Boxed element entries
....................

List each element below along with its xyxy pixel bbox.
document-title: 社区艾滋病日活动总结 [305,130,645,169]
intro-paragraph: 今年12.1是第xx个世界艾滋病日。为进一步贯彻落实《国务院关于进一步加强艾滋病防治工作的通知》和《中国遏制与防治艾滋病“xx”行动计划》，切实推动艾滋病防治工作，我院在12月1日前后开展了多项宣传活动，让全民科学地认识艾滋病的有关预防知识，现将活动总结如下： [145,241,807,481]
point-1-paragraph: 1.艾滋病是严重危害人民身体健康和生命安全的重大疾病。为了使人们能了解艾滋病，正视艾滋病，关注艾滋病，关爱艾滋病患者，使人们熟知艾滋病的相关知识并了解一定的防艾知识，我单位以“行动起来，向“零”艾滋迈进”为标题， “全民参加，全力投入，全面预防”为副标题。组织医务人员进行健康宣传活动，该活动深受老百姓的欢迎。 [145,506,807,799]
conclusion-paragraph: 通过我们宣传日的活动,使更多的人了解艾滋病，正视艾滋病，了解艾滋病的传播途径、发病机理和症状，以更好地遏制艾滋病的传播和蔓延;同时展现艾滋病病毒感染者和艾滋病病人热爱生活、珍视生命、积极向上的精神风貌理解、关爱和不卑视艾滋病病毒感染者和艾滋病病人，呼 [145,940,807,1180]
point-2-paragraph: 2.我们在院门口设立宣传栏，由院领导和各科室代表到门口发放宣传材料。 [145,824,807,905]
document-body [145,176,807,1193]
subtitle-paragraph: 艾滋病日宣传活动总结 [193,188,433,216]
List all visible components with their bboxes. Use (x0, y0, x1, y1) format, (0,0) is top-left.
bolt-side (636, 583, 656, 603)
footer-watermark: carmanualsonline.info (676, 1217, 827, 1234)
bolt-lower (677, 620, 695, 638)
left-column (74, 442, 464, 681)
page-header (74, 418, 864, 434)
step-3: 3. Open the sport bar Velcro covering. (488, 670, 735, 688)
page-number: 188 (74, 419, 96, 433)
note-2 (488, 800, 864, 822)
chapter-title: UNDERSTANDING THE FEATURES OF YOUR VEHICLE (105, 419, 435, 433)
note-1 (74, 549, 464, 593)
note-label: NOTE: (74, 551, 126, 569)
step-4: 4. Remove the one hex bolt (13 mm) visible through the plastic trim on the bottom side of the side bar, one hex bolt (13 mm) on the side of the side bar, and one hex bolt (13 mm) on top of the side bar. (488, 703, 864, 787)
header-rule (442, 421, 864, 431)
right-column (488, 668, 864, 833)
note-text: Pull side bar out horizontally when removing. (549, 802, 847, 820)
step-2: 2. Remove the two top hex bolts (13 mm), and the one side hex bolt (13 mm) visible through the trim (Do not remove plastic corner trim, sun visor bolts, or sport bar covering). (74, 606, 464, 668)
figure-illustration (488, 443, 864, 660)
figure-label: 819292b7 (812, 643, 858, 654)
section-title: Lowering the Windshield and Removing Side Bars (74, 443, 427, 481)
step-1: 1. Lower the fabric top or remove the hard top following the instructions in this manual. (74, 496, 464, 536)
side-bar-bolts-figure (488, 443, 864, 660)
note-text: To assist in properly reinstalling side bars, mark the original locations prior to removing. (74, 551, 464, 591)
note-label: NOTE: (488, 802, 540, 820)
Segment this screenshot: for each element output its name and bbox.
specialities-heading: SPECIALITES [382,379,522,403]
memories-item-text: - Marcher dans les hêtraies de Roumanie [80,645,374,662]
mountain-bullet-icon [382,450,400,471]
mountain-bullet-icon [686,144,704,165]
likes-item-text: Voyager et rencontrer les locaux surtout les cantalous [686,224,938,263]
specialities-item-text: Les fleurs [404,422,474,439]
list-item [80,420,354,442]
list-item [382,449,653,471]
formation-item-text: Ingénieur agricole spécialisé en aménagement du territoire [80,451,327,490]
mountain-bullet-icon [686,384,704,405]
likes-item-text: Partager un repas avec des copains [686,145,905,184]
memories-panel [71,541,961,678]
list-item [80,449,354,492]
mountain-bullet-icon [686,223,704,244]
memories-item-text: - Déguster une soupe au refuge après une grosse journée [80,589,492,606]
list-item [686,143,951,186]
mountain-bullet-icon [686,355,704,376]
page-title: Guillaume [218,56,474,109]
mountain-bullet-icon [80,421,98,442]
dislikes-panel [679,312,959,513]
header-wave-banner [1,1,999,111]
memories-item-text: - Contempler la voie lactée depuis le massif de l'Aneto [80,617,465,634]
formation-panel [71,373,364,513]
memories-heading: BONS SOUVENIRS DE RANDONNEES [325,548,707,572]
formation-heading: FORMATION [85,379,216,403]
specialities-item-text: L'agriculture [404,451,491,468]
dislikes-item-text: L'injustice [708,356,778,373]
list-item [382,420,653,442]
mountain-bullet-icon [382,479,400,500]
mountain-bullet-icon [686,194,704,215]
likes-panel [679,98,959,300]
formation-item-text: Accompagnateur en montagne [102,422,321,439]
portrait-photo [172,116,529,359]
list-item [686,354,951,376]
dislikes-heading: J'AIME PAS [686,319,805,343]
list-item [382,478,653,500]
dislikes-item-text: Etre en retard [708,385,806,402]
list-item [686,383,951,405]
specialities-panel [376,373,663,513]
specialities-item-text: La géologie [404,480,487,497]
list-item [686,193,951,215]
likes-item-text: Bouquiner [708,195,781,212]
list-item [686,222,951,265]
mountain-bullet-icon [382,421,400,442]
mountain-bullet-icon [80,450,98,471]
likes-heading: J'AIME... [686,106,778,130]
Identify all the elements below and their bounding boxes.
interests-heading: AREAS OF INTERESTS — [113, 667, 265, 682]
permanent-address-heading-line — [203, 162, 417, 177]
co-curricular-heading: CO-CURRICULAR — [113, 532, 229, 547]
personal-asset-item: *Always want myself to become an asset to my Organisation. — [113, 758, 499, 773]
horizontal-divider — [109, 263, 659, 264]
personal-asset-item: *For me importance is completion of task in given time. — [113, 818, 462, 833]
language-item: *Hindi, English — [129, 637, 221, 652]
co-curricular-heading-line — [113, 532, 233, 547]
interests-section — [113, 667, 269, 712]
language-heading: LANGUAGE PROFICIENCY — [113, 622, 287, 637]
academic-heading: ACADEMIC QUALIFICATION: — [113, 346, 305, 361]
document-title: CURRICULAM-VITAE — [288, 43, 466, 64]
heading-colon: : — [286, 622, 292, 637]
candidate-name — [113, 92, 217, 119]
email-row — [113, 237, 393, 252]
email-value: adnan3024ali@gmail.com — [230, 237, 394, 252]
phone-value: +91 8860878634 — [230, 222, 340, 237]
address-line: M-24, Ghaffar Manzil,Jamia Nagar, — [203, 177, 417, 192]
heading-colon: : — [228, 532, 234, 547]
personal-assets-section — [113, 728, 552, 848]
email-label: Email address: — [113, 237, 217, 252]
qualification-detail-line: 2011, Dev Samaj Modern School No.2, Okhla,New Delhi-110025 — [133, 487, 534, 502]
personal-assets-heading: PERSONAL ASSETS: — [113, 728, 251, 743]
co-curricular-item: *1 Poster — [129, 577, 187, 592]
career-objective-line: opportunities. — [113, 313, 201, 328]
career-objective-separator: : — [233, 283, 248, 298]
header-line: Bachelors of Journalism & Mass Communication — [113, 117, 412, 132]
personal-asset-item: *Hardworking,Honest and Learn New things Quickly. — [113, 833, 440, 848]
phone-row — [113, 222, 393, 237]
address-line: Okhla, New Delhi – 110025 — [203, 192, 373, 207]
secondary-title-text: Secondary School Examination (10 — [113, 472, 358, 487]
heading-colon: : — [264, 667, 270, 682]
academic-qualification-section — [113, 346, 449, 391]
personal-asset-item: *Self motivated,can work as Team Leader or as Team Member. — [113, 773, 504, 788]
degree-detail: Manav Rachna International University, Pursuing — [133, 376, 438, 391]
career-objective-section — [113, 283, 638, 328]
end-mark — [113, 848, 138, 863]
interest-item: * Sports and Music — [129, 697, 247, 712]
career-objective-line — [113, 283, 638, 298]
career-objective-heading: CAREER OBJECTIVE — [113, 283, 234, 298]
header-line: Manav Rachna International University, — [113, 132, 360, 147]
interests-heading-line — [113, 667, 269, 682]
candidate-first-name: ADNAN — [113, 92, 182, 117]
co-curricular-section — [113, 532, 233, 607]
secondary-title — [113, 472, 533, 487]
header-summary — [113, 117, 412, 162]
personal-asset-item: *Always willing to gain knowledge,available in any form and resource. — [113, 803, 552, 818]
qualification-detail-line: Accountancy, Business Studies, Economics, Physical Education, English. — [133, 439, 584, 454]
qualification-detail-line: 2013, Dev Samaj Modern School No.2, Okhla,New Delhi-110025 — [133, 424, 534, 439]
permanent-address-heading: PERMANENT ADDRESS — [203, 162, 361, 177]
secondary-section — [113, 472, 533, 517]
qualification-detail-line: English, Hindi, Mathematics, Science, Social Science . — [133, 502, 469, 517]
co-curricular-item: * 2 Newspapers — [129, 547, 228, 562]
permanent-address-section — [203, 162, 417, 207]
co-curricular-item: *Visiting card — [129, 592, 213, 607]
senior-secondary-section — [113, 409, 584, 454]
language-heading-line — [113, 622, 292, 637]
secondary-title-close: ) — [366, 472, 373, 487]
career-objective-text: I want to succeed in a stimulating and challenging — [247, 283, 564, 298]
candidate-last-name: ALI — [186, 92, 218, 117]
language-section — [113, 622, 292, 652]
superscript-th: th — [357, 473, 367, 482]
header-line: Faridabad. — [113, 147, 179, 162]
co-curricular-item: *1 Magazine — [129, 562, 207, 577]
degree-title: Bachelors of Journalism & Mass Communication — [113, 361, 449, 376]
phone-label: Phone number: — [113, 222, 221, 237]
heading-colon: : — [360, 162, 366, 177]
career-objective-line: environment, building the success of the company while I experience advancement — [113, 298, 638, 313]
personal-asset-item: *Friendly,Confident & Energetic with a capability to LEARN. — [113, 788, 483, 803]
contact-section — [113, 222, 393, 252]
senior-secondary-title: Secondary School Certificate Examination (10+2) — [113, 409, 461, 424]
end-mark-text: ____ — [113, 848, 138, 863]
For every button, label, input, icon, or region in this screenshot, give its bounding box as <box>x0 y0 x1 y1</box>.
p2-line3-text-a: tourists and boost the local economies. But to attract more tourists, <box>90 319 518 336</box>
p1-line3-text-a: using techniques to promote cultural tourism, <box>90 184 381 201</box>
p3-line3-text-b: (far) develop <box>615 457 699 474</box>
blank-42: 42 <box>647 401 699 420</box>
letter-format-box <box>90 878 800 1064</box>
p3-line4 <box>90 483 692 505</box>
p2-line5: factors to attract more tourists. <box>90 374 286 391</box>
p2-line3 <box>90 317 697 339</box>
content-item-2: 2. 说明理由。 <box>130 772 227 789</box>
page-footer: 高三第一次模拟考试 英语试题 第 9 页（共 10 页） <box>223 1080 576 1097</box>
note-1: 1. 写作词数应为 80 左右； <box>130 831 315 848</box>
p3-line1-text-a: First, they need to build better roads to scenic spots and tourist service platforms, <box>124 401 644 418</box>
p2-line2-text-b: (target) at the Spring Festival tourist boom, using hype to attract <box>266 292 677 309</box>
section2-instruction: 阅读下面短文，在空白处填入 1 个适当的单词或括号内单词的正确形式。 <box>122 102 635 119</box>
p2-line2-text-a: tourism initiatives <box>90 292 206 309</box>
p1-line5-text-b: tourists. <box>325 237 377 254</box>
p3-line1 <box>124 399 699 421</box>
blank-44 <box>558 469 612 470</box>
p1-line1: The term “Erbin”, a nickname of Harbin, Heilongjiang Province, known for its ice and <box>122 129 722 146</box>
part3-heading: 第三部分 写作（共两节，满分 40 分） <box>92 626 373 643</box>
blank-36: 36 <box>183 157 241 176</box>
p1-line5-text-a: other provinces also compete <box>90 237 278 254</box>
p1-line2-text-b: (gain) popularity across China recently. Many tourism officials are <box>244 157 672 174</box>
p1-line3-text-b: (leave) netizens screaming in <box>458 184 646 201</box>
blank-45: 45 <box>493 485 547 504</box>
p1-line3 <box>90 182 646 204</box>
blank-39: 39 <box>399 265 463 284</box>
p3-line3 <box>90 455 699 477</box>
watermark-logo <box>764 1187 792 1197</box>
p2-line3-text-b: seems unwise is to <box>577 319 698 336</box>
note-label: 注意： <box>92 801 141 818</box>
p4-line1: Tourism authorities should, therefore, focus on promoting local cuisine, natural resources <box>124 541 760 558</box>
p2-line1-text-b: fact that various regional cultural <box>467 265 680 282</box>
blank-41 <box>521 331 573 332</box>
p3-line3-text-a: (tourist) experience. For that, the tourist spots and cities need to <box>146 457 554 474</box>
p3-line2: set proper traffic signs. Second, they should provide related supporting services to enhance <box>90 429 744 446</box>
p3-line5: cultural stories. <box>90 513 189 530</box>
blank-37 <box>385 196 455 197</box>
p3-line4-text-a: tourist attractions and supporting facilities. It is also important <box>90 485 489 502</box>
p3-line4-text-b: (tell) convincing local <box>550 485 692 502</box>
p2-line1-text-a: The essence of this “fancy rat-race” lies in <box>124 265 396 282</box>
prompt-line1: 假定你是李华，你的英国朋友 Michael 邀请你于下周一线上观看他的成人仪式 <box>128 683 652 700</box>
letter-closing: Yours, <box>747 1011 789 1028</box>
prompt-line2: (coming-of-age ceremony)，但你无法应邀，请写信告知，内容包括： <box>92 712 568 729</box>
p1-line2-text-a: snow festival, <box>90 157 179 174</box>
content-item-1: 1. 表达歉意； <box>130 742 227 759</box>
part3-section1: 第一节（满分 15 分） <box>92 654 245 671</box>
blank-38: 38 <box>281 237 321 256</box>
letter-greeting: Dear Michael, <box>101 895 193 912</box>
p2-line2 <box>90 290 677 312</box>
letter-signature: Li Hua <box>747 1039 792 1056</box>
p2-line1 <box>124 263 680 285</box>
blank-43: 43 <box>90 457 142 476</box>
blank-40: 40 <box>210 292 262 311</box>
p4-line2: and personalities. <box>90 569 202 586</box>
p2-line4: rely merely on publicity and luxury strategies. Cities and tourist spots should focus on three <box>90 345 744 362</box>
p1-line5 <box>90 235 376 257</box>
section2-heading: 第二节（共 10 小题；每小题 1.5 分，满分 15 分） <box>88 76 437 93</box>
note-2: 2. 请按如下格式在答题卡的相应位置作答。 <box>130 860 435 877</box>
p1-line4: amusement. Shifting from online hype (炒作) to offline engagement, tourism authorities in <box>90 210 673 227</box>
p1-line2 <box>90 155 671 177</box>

....................

From the lines above, copy out each one that contains the word "cultural".

p1-line3-text-a: using techniques to promote cultural tourism, <box>90 184 381 201</box>
p2-line1-text-b: fact that various regional cultural <box>467 265 680 282</box>
p3-line5: cultural stories. <box>90 513 189 530</box>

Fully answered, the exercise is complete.